EXERCISE DIRECTIONS: From the entries below, count the lines with "Default". Write only the count.

>> Start

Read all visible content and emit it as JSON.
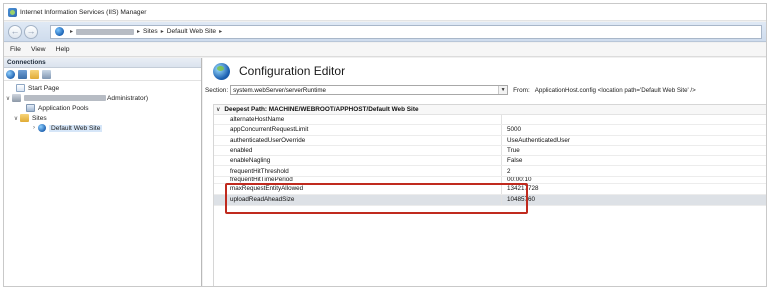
{
  "window": {
    "title": "Internet Information Services (IIS) Manager"
  },
  "address": {
    "crumbs": [
      "Sites",
      "Default Web Site"
    ],
    "separator": "▸"
  },
  "menu": [
    "File",
    "View",
    "Help"
  ],
  "connections": {
    "header": "Connections",
    "tree": {
      "start_page": "Start Page",
      "server_suffix": "Administrator)",
      "app_pools": "Application Pools",
      "sites": "Sites",
      "default_site": "Default Web Site"
    }
  },
  "editor": {
    "title": "Configuration Editor",
    "section_label": "Section:",
    "section_value": "system.webServer/serverRuntime",
    "from_label": "From:",
    "from_value": "ApplicationHost.config <location path='Default Web Site' />",
    "group_header": "Deepest Path: MACHINE/WEBROOT/APPHOST/Default Web Site",
    "rows": [
      {
        "name": "alternateHostName",
        "value": ""
      },
      {
        "name": "appConcurrentRequestLimit",
        "value": "5000"
      },
      {
        "name": "authenticatedUserOverride",
        "value": "UseAuthenticatedUser"
      },
      {
        "name": "enabled",
        "value": "True"
      },
      {
        "name": "enableNagling",
        "value": "False"
      },
      {
        "name": "frequentHitThreshold",
        "value": "2"
      },
      {
        "name": "frequentHitTimePeriod",
        "value": "00:00:10"
      },
      {
        "name": "maxRequestEntityAllowed",
        "value": "134217728"
      },
      {
        "name": "uploadReadAheadSize",
        "value": "10485760"
      }
    ]
  },
  "colors": {
    "highlight": "#c02a1e",
    "selected_row": "#dde1e6"
  }
}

>> End

SOLUTION TO THIS PROBLEM: 4